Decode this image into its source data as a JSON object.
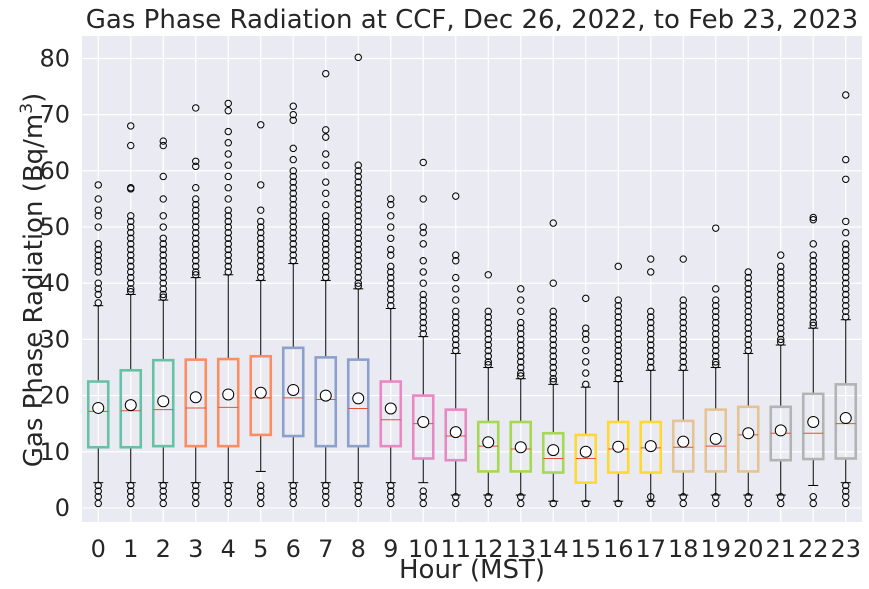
{
  "chart_data": {
    "type": "box",
    "title": "Gas Phase Radiation at CCF, Dec 26, 2022, to Feb 23, 2023",
    "xlabel": "Hour (MST)",
    "ylabel": "Gas Phase Radiation (Bq/m",
    "ylabel_sup": "3",
    "ylabel_end": ")",
    "ylim": [
      -2.5,
      84
    ],
    "yticks": [
      0,
      10,
      20,
      30,
      40,
      50,
      60,
      70,
      80
    ],
    "grid": true,
    "colors": {
      "background": "#eaeaf2",
      "grid": "#ffffff",
      "median": "#dd5533",
      "whisker": "#000000",
      "flier": "#000000",
      "mean_fill": "#ffffff"
    },
    "boxes": [
      {
        "hour": "0",
        "q1": 10.8,
        "median": 17.2,
        "q3": 22.5,
        "whislo": 4.5,
        "whishi": 36.0,
        "mean": 17.8,
        "color": "#66c2a5",
        "fliers": [
          0.8,
          2,
          3,
          4,
          36.5,
          38,
          39,
          40,
          42,
          43,
          44,
          45,
          46,
          47,
          50,
          52,
          53,
          55,
          57.5
        ]
      },
      {
        "hour": "1",
        "q1": 10.8,
        "median": 17.3,
        "q3": 24.5,
        "whislo": 4.5,
        "whishi": 38.0,
        "mean": 18.3,
        "color": "#66c2a5",
        "fliers": [
          0.8,
          2,
          3,
          4,
          38.5,
          39,
          40,
          41,
          42,
          43,
          44,
          45,
          46,
          47,
          48,
          49,
          50,
          51,
          52,
          56.8,
          57,
          64.5,
          68
        ]
      },
      {
        "hour": "2",
        "q1": 11.0,
        "median": 17.5,
        "q3": 26.3,
        "whislo": 4.5,
        "whishi": 37.0,
        "mean": 19.0,
        "color": "#66c2a5",
        "fliers": [
          0.8,
          2,
          3,
          4,
          37.5,
          38,
          39,
          40,
          41,
          42,
          43,
          44,
          45,
          46,
          47,
          48,
          50,
          52,
          55,
          59,
          64.5,
          65.3
        ]
      },
      {
        "hour": "3",
        "q1": 11.0,
        "median": 17.8,
        "q3": 26.4,
        "whislo": 4.5,
        "whishi": 41.0,
        "mean": 19.7,
        "color": "#fc8d62",
        "fliers": [
          0.8,
          2,
          3,
          4,
          41.5,
          42,
          43,
          44,
          45,
          46,
          47,
          48,
          49,
          50,
          51,
          52,
          53,
          54,
          55,
          57,
          60.8,
          61.7,
          71.2
        ]
      },
      {
        "hour": "4",
        "q1": 11.0,
        "median": 17.9,
        "q3": 26.5,
        "whislo": 4.5,
        "whishi": 41.5,
        "mean": 20.2,
        "color": "#fc8d62",
        "fliers": [
          0.8,
          2,
          3,
          4,
          42,
          43,
          44,
          45,
          46,
          47,
          48,
          49,
          50,
          51,
          52,
          53,
          55,
          57,
          59,
          61,
          63,
          65,
          67,
          70.7,
          72
        ]
      },
      {
        "hour": "5",
        "q1": 13.0,
        "median": 19.6,
        "q3": 27.0,
        "whislo": 6.5,
        "whishi": 40.5,
        "mean": 20.5,
        "color": "#fc8d62",
        "fliers": [
          0.8,
          2,
          3,
          4,
          41,
          42,
          43,
          44,
          45,
          46,
          47,
          48,
          49,
          50,
          51,
          53,
          57.5,
          68.2
        ]
      },
      {
        "hour": "6",
        "q1": 12.8,
        "median": 19.6,
        "q3": 28.5,
        "whislo": 4.5,
        "whishi": 43.5,
        "mean": 21.0,
        "color": "#8da0cb",
        "fliers": [
          0.8,
          2,
          3,
          4,
          44,
          45,
          46,
          47,
          48,
          49,
          50,
          51,
          52,
          53,
          54,
          55,
          56,
          57,
          58,
          59,
          60,
          62,
          64,
          69,
          70,
          71.5
        ]
      },
      {
        "hour": "7",
        "q1": 11.0,
        "median": 19.3,
        "q3": 26.8,
        "whislo": 4.5,
        "whishi": 40.5,
        "mean": 20.0,
        "color": "#8da0cb",
        "fliers": [
          0.8,
          2,
          3,
          4,
          41,
          42,
          43,
          44,
          45,
          46,
          47,
          48,
          49,
          50,
          51,
          52,
          54,
          56,
          58,
          61,
          63,
          66,
          67.3,
          77.3
        ]
      },
      {
        "hour": "8",
        "q1": 11.0,
        "median": 17.7,
        "q3": 26.4,
        "whislo": 4.5,
        "whishi": 39.0,
        "mean": 19.5,
        "color": "#8da0cb",
        "fliers": [
          0.8,
          2,
          3,
          4,
          39.5,
          40,
          41,
          42,
          43,
          44,
          45,
          46,
          47,
          48,
          49,
          50,
          51,
          52,
          53,
          54,
          55,
          56,
          57,
          58,
          59,
          60,
          61,
          80.2
        ]
      },
      {
        "hour": "9",
        "q1": 11.0,
        "median": 15.7,
        "q3": 22.5,
        "whislo": 4.5,
        "whishi": 35.5,
        "mean": 17.7,
        "color": "#e78ac3",
        "fliers": [
          0.8,
          2,
          3,
          4,
          36,
          37,
          38,
          39,
          40,
          41,
          42,
          43,
          45,
          46,
          48,
          50,
          52,
          54,
          55
        ]
      },
      {
        "hour": "10",
        "q1": 8.8,
        "median": 15.0,
        "q3": 20.0,
        "whislo": 4.5,
        "whishi": 30.5,
        "mean": 15.3,
        "color": "#e78ac3",
        "fliers": [
          0.8,
          2,
          3,
          31,
          32,
          33,
          34,
          35,
          36,
          37,
          38,
          40,
          42,
          44,
          47,
          49,
          50,
          55,
          61.5
        ]
      },
      {
        "hour": "11",
        "q1": 8.5,
        "median": 12.8,
        "q3": 17.5,
        "whislo": 2.3,
        "whishi": 27.5,
        "mean": 13.5,
        "color": "#e78ac3",
        "fliers": [
          0.8,
          2,
          28,
          29,
          30,
          31,
          32,
          33,
          34,
          35,
          37,
          39,
          41,
          44,
          45,
          55.5
        ]
      },
      {
        "hour": "12",
        "q1": 6.5,
        "median": 11.0,
        "q3": 15.3,
        "whislo": 2.3,
        "whishi": 25.0,
        "mean": 11.7,
        "color": "#a6d854",
        "fliers": [
          0.8,
          2,
          25.5,
          26,
          27,
          28,
          29,
          30,
          31,
          32,
          33,
          34,
          35,
          41.5
        ]
      },
      {
        "hour": "13",
        "q1": 6.5,
        "median": 10.5,
        "q3": 15.3,
        "whislo": 2.3,
        "whishi": 23.0,
        "mean": 10.8,
        "color": "#a6d854",
        "fliers": [
          0.8,
          2,
          23.5,
          24,
          25,
          26,
          27,
          28,
          29,
          30,
          31,
          32,
          33,
          35,
          37,
          39
        ]
      },
      {
        "hour": "14",
        "q1": 6.3,
        "median": 8.8,
        "q3": 13.3,
        "whislo": 1.2,
        "whishi": 22.0,
        "mean": 10.3,
        "color": "#a6d854",
        "fliers": [
          0.8,
          22.5,
          23,
          24,
          25,
          26,
          27,
          28,
          29,
          30,
          31,
          32,
          33,
          34,
          35,
          40,
          50.7
        ]
      },
      {
        "hour": "15",
        "q1": 4.5,
        "median": 8.8,
        "q3": 13.0,
        "whislo": 1.2,
        "whishi": 21.5,
        "mean": 10.0,
        "color": "#ffd92f",
        "fliers": [
          0.8,
          22,
          24,
          26,
          28,
          30,
          31,
          32,
          37.3
        ]
      },
      {
        "hour": "16",
        "q1": 6.3,
        "median": 10.5,
        "q3": 15.3,
        "whislo": 1.2,
        "whishi": 22.5,
        "mean": 10.9,
        "color": "#ffd92f",
        "fliers": [
          0.8,
          23,
          24,
          25,
          26,
          27,
          28,
          29,
          30,
          31,
          32,
          33,
          34,
          35,
          36,
          37,
          43
        ]
      },
      {
        "hour": "17",
        "q1": 6.3,
        "median": 10.7,
        "q3": 15.3,
        "whislo": 1.2,
        "whishi": 24.5,
        "mean": 11.0,
        "color": "#ffd92f",
        "fliers": [
          0.8,
          2,
          25,
          26,
          27,
          28,
          29,
          30,
          31,
          32,
          33,
          34,
          35,
          42,
          44.3
        ]
      },
      {
        "hour": "18",
        "q1": 6.5,
        "median": 10.8,
        "q3": 15.5,
        "whislo": 2.3,
        "whishi": 24.5,
        "mean": 11.8,
        "color": "#e5c494",
        "fliers": [
          0.8,
          2,
          25,
          26,
          27,
          28,
          29,
          30,
          31,
          32,
          33,
          34,
          35,
          36,
          37,
          44.3
        ]
      },
      {
        "hour": "19",
        "q1": 6.5,
        "median": 11.0,
        "q3": 17.5,
        "whislo": 2.3,
        "whishi": 25.0,
        "mean": 12.3,
        "color": "#e5c494",
        "fliers": [
          0.8,
          2,
          25.5,
          26,
          27,
          28,
          29,
          30,
          31,
          32,
          33,
          34,
          35,
          36,
          37,
          39,
          49.8
        ]
      },
      {
        "hour": "20",
        "q1": 6.5,
        "median": 13.0,
        "q3": 18.0,
        "whislo": 2.3,
        "whishi": 27.5,
        "mean": 13.3,
        "color": "#e5c494",
        "fliers": [
          0.8,
          2,
          28,
          29,
          30,
          31,
          32,
          33,
          34,
          35,
          36,
          37,
          38,
          39,
          40,
          41,
          42
        ]
      },
      {
        "hour": "21",
        "q1": 8.5,
        "median": 13.3,
        "q3": 18.0,
        "whislo": 2.3,
        "whishi": 29.0,
        "mean": 13.8,
        "color": "#b3b3b3",
        "fliers": [
          0.8,
          2,
          29.5,
          30,
          31,
          32,
          33,
          34,
          35,
          36,
          37,
          38,
          39,
          40,
          41,
          42,
          43,
          45
        ]
      },
      {
        "hour": "22",
        "q1": 8.7,
        "median": 13.3,
        "q3": 20.3,
        "whislo": 4.0,
        "whishi": 32.0,
        "mean": 15.3,
        "color": "#b3b3b3",
        "fliers": [
          0.8,
          2,
          32.5,
          33,
          34,
          35,
          36,
          37,
          38,
          39,
          40,
          41,
          42,
          43,
          44,
          45,
          47,
          51.3,
          51.7
        ]
      },
      {
        "hour": "23",
        "q1": 8.8,
        "median": 15.0,
        "q3": 22.0,
        "whislo": 4.5,
        "whishi": 33.5,
        "mean": 16.0,
        "color": "#b3b3b3",
        "fliers": [
          0.8,
          2,
          3,
          4,
          34,
          35,
          36,
          37,
          38,
          39,
          40,
          41,
          42,
          43,
          44,
          45,
          46,
          47,
          49,
          51,
          58.5,
          62,
          73.5
        ]
      }
    ]
  }
}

______________________________

WHAT TO PRODUCE: Look above for lines with the word "Radiation" and copy them all.

SOLUTION TO THE PROBLEM:
    "title": "Gas Phase Radiation at CCF, Dec 26, 2022, to Feb 23, 2023",
    "ylabel": "Gas Phase Radiation (Bq/m",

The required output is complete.